### AIM
Below is the data. Give it again, complete and exact.

### STORED DATA
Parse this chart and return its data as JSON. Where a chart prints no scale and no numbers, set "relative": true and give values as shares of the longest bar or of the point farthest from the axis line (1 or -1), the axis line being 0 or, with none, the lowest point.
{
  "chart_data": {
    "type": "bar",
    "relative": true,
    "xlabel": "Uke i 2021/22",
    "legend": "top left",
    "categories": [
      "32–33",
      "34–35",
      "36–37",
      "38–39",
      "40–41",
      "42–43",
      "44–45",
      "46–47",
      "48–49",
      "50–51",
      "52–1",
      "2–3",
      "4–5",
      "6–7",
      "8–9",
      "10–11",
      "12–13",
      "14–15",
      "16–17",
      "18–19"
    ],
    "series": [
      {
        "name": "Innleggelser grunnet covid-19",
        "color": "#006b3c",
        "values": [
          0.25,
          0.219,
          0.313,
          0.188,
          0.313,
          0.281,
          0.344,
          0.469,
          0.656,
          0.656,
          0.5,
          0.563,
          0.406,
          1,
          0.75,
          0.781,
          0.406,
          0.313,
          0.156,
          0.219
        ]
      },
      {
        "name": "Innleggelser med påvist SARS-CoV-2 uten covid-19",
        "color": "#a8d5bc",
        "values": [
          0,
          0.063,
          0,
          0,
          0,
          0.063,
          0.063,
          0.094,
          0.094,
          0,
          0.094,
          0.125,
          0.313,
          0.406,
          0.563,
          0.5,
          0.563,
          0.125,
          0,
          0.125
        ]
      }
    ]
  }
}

### FINISHED EXERCISE
Parse this chart and return its data as JSON. Where a chart prints no scale and no numbers, set "relative": true and give values as shares of the longest bar or of the point farthest from the axis line (1 or -1), the axis line being 0 or, with none, the lowest point.
{
  "chart_data": {
    "type": "bar",
    "relative": true,
    "xlabel": "Uke i 2021/22",
    "legend": "top left",
    "categories": [
      "32–33",
      "34–35",
      "36–37",
      "38–39",
      "40–41",
      "42–43",
      "44–45",
      "46–47",
      "48–49",
      "50–51",
      "52–1",
      "2–3",
      "4–5",
      "6–7",
      "8–9",
      "10–11",
      "12–13",
      "14–15",
      "16–17",
      "18–19"
    ],
    "series": [
      {
        "name": "Innleggelser grunnet covid-19",
        "color": "#006b3c",
        "values": [
          0.25,
          0.219,
          0.313,
          0.188,
          0.313,
          0.281,
          0.344,
          0.469,
          0.656,
          0.656,
          0.5,
          0.563,
          0.406,
          1,
          0.75,
          0.781,
          0.406,
          0.313,
          0.156,
          0.219
        ]
      },
      {
        "name": "Innleggelser med påvist SARS-CoV-2 uten covid-19",
        "color": "#a8d5bc",
        "values": [
          0,
          0.063,
          0,
          0,
          0,
          0.063,
          0.063,
          0.094,
          0.094,
          0,
          0.094,
          0.125,
          0.313,
          0.406,
          0.563,
          0.5,
          0.563,
          0.125,
          0,
          0.125
        ]
      }
    ]
  }
}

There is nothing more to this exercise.